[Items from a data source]

────────────────────

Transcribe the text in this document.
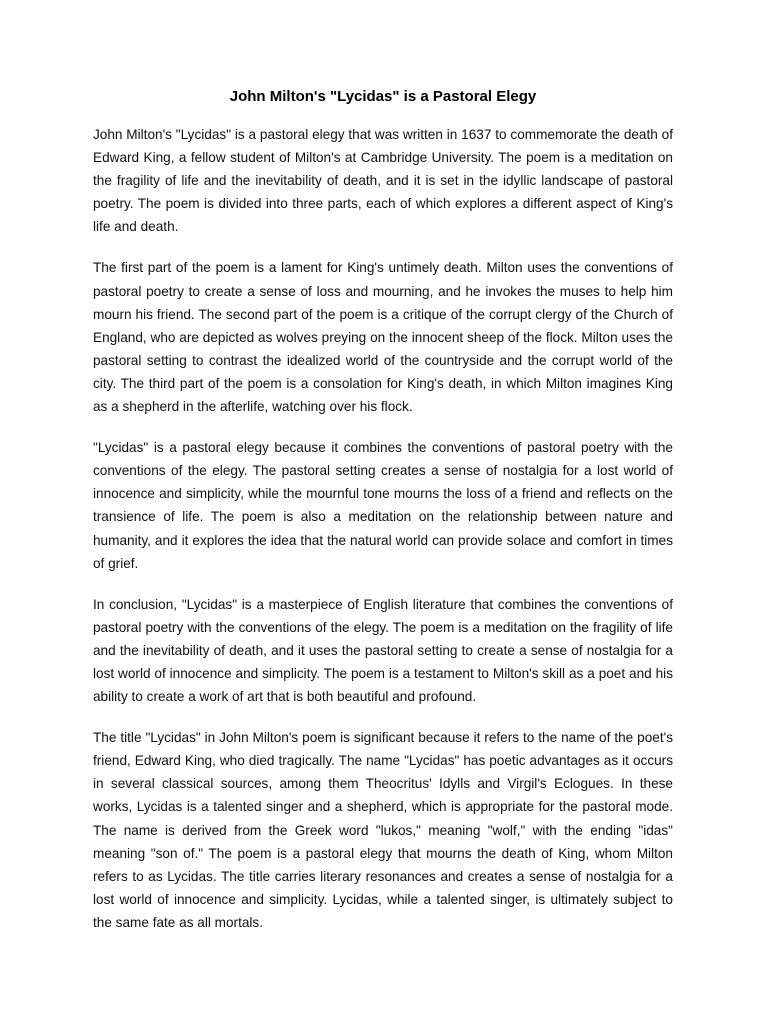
John Milton's "Lycidas" is a Pastoral Elegy

John Milton's "Lycidas" is a pastoral elegy that was written in 1637 to commemorate the death of Edward King, a fellow student of Milton's at Cambridge University. The poem is a meditation on the fragility of life and the inevitability of death, and it is set in the idyllic landscape of pastoral poetry. The poem is divided into three parts, each of which explores a different aspect of King's life and death.

The first part of the poem is a lament for King's untimely death. Milton uses the conventions of pastoral poetry to create a sense of loss and mourning, and he invokes the muses to help him mourn his friend. The second part of the poem is a critique of the corrupt clergy of the Church of England, who are depicted as wolves preying on the innocent sheep of the flock. Milton uses the pastoral setting to contrast the idealized world of the countryside and the corrupt world of the city. The third part of the poem is a consolation for King's death, in which Milton imagines King as a shepherd in the afterlife, watching over his flock.

"Lycidas" is a pastoral elegy because it combines the conventions of pastoral poetry with the conventions of the elegy. The pastoral setting creates a sense of nostalgia for a lost world of innocence and simplicity, while the mournful tone mourns the loss of a friend and reflects on the transience of life. The poem is also a meditation on the relationship between nature and humanity, and it explores the idea that the natural world can provide solace and comfort in times of grief.

In conclusion, "Lycidas" is a masterpiece of English literature that combines the conventions of pastoral poetry with the conventions of the elegy. The poem is a meditation on the fragility of life and the inevitability of death, and it uses the pastoral setting to create a sense of nostalgia for a lost world of innocence and simplicity. The poem is a testament to Milton's skill as a poet and his ability to create a work of art that is both beautiful and profound.

The title "Lycidas" in John Milton's poem is significant because it refers to the name of the poet's friend, Edward King, who died tragically. The name "Lycidas" has poetic advantages as it occurs in several classical sources, among them Theocritus' Idylls and Virgil's Eclogues. In these works, Lycidas is a talented singer and a shepherd, which is appropriate for the pastoral mode. The name is derived from the Greek word "lukos," meaning "wolf," with the ending "idas" meaning "son of." The poem is a pastoral elegy that mourns the death of King, whom Milton refers to as Lycidas. The title carries literary resonances and creates a sense of nostalgia for a lost world of innocence and simplicity. Lycidas, while a talented singer, is ultimately subject to the same fate as all mortals.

────────────────────

• _What the task requires_
The records above must be transcribed exactly. Pictures are left out of the copy.

• _Result of the task_
Transcribe the text in this document.
John Milton's "Lycidas" is a Pastoral Elegy

John Milton's "Lycidas" is a pastoral elegy that was written in 1637 to commemorate the death of Edward King, a fellow student of Milton's at Cambridge University. The poem is a meditation on the fragility of life and the inevitability of death, and it is set in the idyllic landscape of pastoral poetry. The poem is divided into three parts, each of which explores a different aspect of King's life and death.

The first part of the poem is a lament for King's untimely death. Milton uses the conventions of pastoral poetry to create a sense of loss and mourning, and he invokes the muses to help him mourn his friend. The second part of the poem is a critique of the corrupt clergy of the Church of England, who are depicted as wolves preying on the innocent sheep of the flock. Milton uses the pastoral setting to contrast the idealized world of the countryside and the corrupt world of the city. The third part of the poem is a consolation for King's death, in which Milton imagines King as a shepherd in the afterlife, watching over his flock.

"Lycidas" is a pastoral elegy because it combines the conventions of pastoral poetry with the conventions of the elegy. The pastoral setting creates a sense of nostalgia for a lost world of innocence and simplicity, while the mournful tone mourns the loss of a friend and reflects on the transience of life. The poem is also a meditation on the relationship between nature and humanity, and it explores the idea that the natural world can provide solace and comfort in times of grief.

In conclusion, "Lycidas" is a masterpiece of English literature that combines the conventions of pastoral poetry with the conventions of the elegy. The poem is a meditation on the fragility of life and the inevitability of death, and it uses the pastoral setting to create a sense of nostalgia for a lost world of innocence and simplicity. The poem is a testament to Milton's skill as a poet and his ability to create a work of art that is both beautiful and profound.

The title "Lycidas" in John Milton's poem is significant because it refers to the name of the poet's friend, Edward King, who died tragically. The name "Lycidas" has poetic advantages as it occurs in several classical sources, among them Theocritus' Idylls and Virgil's Eclogues. In these works, Lycidas is a talented singer and a shepherd, which is appropriate for the pastoral mode. The name is derived from the Greek word "lukos," meaning "wolf," with the ending "idas" meaning "son of." The poem is a pastoral elegy that mourns the death of King, whom Milton refers to as Lycidas. The title carries literary resonances and creates a sense of nostalgia for a lost world of innocence and simplicity. Lycidas, while a talented singer, is ultimately subject to the same fate as all mortals.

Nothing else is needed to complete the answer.